YOUR OBJECTIVE. Copy the data exactly; pictures stay out of the copy.

[START OF DATA TO PROCESS]

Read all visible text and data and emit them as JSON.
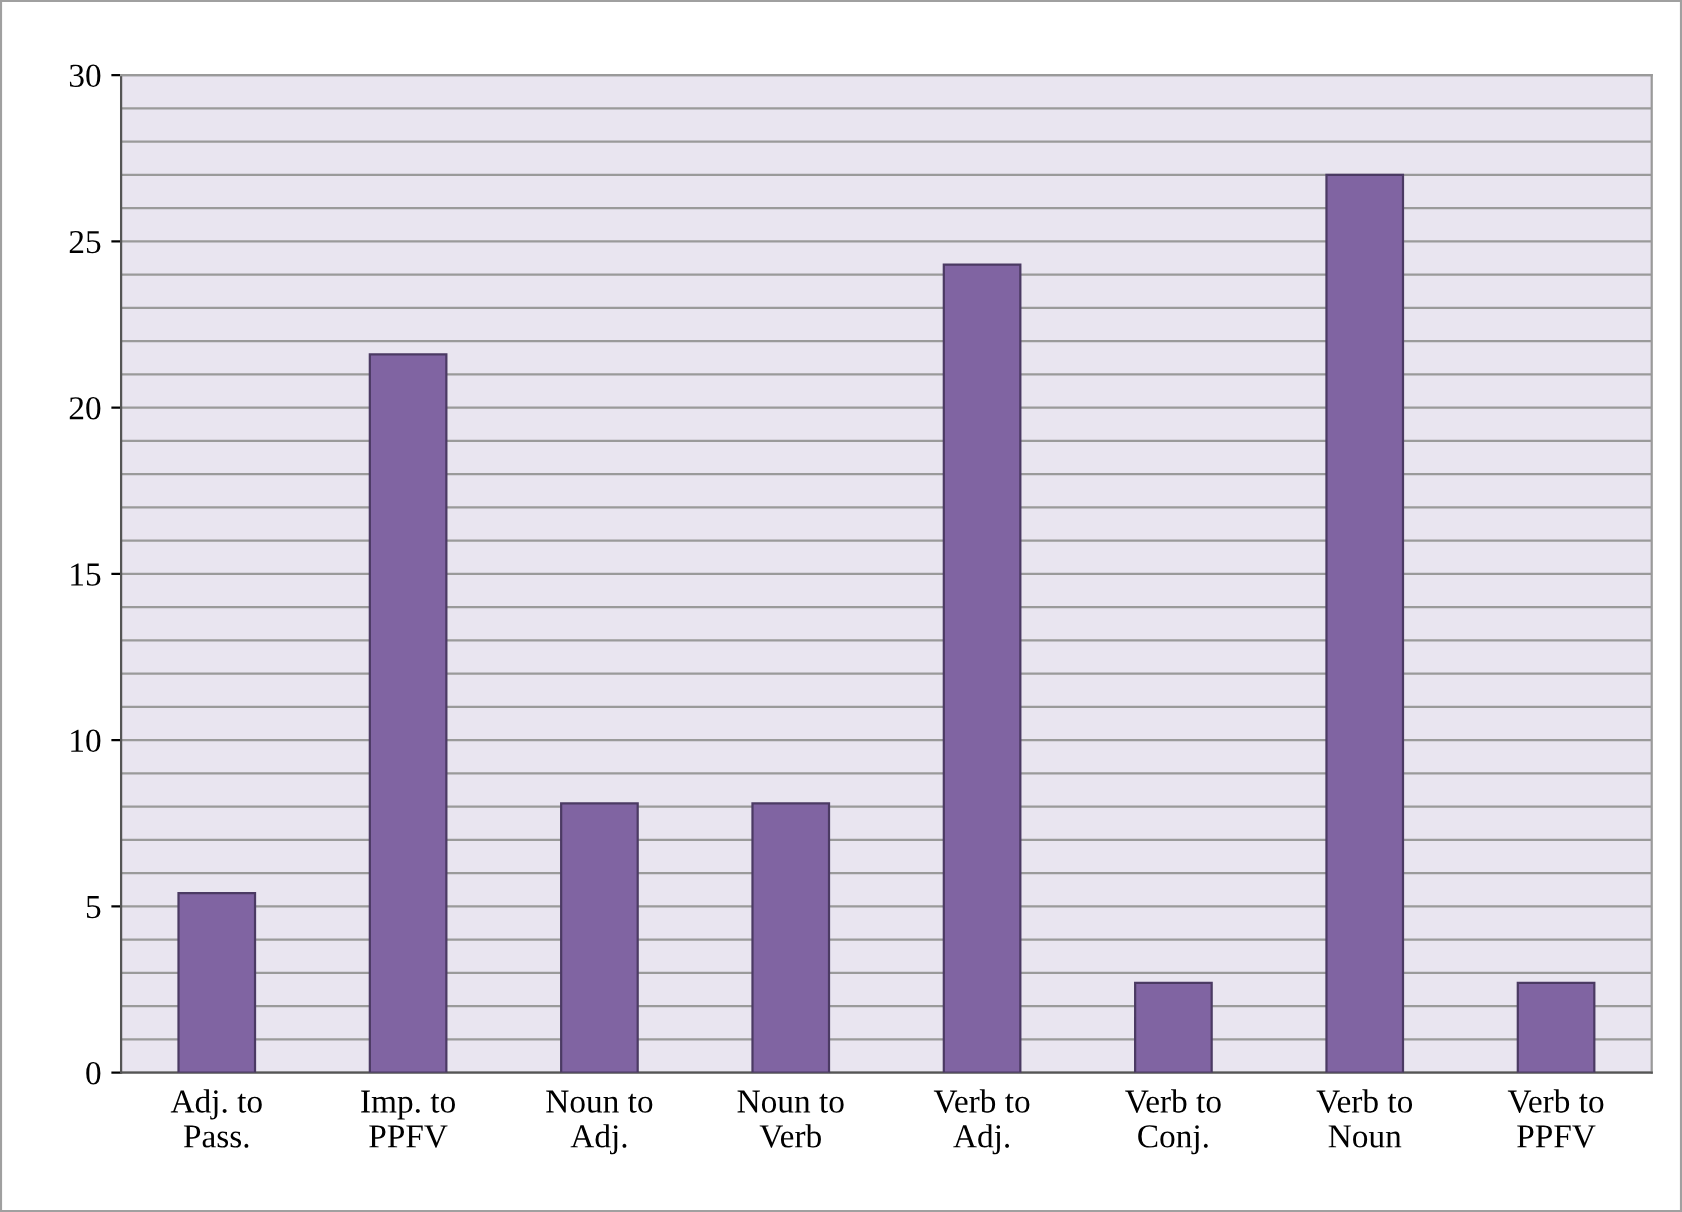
{
  "chart_data": {
    "type": "bar",
    "categories": [
      "Adj. to\nPass.",
      "Imp. to\nPPFV",
      "Noun to\nAdj.",
      "Noun to\nVerb",
      "Verb to\nAdj.",
      "Verb to\nConj.",
      "Verb to\nNoun",
      "Verb to\nPPFV"
    ],
    "values": [
      5.4,
      21.6,
      8.1,
      8.1,
      24.3,
      2.7,
      27.0,
      2.7
    ],
    "color": "#8064a2",
    "ylim": [
      0,
      30
    ],
    "yticks": [
      0,
      {
        "value": 1,
        "label": null
      },
      {
        "value": 2,
        "label": null
      },
      {
        "value": 3,
        "label": null
      },
      {
        "value": 4,
        "label": null
      },
      5,
      {
        "value": 6,
        "label": null
      },
      {
        "value": 7,
        "label": null
      },
      {
        "value": 8,
        "label": null
      },
      {
        "value": 9,
        "label": null
      },
      10,
      {
        "value": 11,
        "label": null
      },
      {
        "value": 12,
        "label": null
      },
      {
        "value": 13,
        "label": null
      },
      {
        "value": 14,
        "label": null
      },
      15,
      {
        "value": 16,
        "label": null
      },
      {
        "value": 17,
        "label": null
      },
      {
        "value": 18,
        "label": null
      },
      {
        "value": 19,
        "label": null
      },
      20,
      {
        "value": 21,
        "label": null
      },
      {
        "value": 22,
        "label": null
      },
      {
        "value": 23,
        "label": null
      },
      {
        "value": 24,
        "label": null
      },
      25,
      {
        "value": 26,
        "label": null
      },
      {
        "value": 27,
        "label": null
      },
      {
        "value": 28,
        "label": null
      },
      {
        "value": 29,
        "label": null
      },
      30
    ],
    "grid": "y"
  }
}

[END OF DATA TO PROCESS]

CORRECT OUTPUT.
Read all visible text and data and emit them as JSON.
{
  "chart_data": {
    "type": "bar",
    "categories": [
      "Adj. to\nPass.",
      "Imp. to\nPPFV",
      "Noun to\nAdj.",
      "Noun to\nVerb",
      "Verb to\nAdj.",
      "Verb to\nConj.",
      "Verb to\nNoun",
      "Verb to\nPPFV"
    ],
    "values": [
      5.4,
      21.6,
      8.1,
      8.1,
      24.3,
      2.7,
      27.0,
      2.7
    ],
    "color": "#8064a2",
    "ylim": [
      0,
      30
    ],
    "yticks": [
      0,
      {
        "value": 1,
        "label": null
      },
      {
        "value": 2,
        "label": null
      },
      {
        "value": 3,
        "label": null
      },
      {
        "value": 4,
        "label": null
      },
      5,
      {
        "value": 6,
        "label": null
      },
      {
        "value": 7,
        "label": null
      },
      {
        "value": 8,
        "label": null
      },
      {
        "value": 9,
        "label": null
      },
      10,
      {
        "value": 11,
        "label": null
      },
      {
        "value": 12,
        "label": null
      },
      {
        "value": 13,
        "label": null
      },
      {
        "value": 14,
        "label": null
      },
      15,
      {
        "value": 16,
        "label": null
      },
      {
        "value": 17,
        "label": null
      },
      {
        "value": 18,
        "label": null
      },
      {
        "value": 19,
        "label": null
      },
      20,
      {
        "value": 21,
        "label": null
      },
      {
        "value": 22,
        "label": null
      },
      {
        "value": 23,
        "label": null
      },
      {
        "value": 24,
        "label": null
      },
      25,
      {
        "value": 26,
        "label": null
      },
      {
        "value": 27,
        "label": null
      },
      {
        "value": 28,
        "label": null
      },
      {
        "value": 29,
        "label": null
      },
      30
    ],
    "grid": "y"
  }
}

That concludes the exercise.